## Exercise prompt
Repeat, without any change, the entries presented below.
=== Data entries ===
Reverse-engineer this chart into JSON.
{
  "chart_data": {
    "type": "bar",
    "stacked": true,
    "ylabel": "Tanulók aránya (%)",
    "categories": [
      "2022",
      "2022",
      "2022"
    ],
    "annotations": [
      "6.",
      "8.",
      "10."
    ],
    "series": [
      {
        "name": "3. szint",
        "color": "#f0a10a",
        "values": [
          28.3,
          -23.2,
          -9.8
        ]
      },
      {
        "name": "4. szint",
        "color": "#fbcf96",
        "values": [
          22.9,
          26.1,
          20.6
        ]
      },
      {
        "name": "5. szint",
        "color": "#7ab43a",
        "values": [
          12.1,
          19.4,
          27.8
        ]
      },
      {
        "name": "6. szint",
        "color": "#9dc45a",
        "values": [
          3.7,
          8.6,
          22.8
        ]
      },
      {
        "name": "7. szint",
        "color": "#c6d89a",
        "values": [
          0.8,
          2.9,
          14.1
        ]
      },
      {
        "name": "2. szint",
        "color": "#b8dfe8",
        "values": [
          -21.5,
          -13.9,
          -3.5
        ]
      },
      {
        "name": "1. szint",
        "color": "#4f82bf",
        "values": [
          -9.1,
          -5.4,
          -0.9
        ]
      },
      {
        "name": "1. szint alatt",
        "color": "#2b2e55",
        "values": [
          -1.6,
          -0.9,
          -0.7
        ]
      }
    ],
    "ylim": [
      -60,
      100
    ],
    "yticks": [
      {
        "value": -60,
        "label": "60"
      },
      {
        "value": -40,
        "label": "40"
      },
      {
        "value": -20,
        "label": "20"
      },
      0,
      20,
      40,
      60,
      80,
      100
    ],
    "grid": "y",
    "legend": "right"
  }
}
===
## Exercise result
Reverse-engineer this chart into JSON.
{
  "chart_data": {
    "type": "bar",
    "stacked": true,
    "ylabel": "Tanulók aránya (%)",
    "categories": [
      "2022",
      "2022",
      "2022"
    ],
    "annotations": [
      "6.",
      "8.",
      "10."
    ],
    "series": [
      {
        "name": "3. szint",
        "color": "#f0a10a",
        "values": [
          28.3,
          -23.2,
          -9.8
        ]
      },
      {
        "name": "4. szint",
        "color": "#fbcf96",
        "values": [
          22.9,
          26.1,
          20.6
        ]
      },
      {
        "name": "5. szint",
        "color": "#7ab43a",
        "values": [
          12.1,
          19.4,
          27.8
        ]
      },
      {
        "name": "6. szint",
        "color": "#9dc45a",
        "values": [
          3.7,
          8.6,
          22.8
        ]
      },
      {
        "name": "7. szint",
        "color": "#c6d89a",
        "values": [
          0.8,
          2.9,
          14.1
        ]
      },
      {
        "name": "2. szint",
        "color": "#b8dfe8",
        "values": [
          -21.5,
          -13.9,
          -3.5
        ]
      },
      {
        "name": "1. szint",
        "color": "#4f82bf",
        "values": [
          -9.1,
          -5.4,
          -0.9
        ]
      },
      {
        "name": "1. szint alatt",
        "color": "#2b2e55",
        "values": [
          -1.6,
          -0.9,
          -0.7
        ]
      }
    ],
    "ylim": [
      -60,
      100
    ],
    "yticks": [
      {
        "value": -60,
        "label": "60"
      },
      {
        "value": -40,
        "label": "40"
      },
      {
        "value": -20,
        "label": "20"
      },
      0,
      20,
      40,
      60,
      80,
      100
    ],
    "grid": "y",
    "legend": "right"
  }
}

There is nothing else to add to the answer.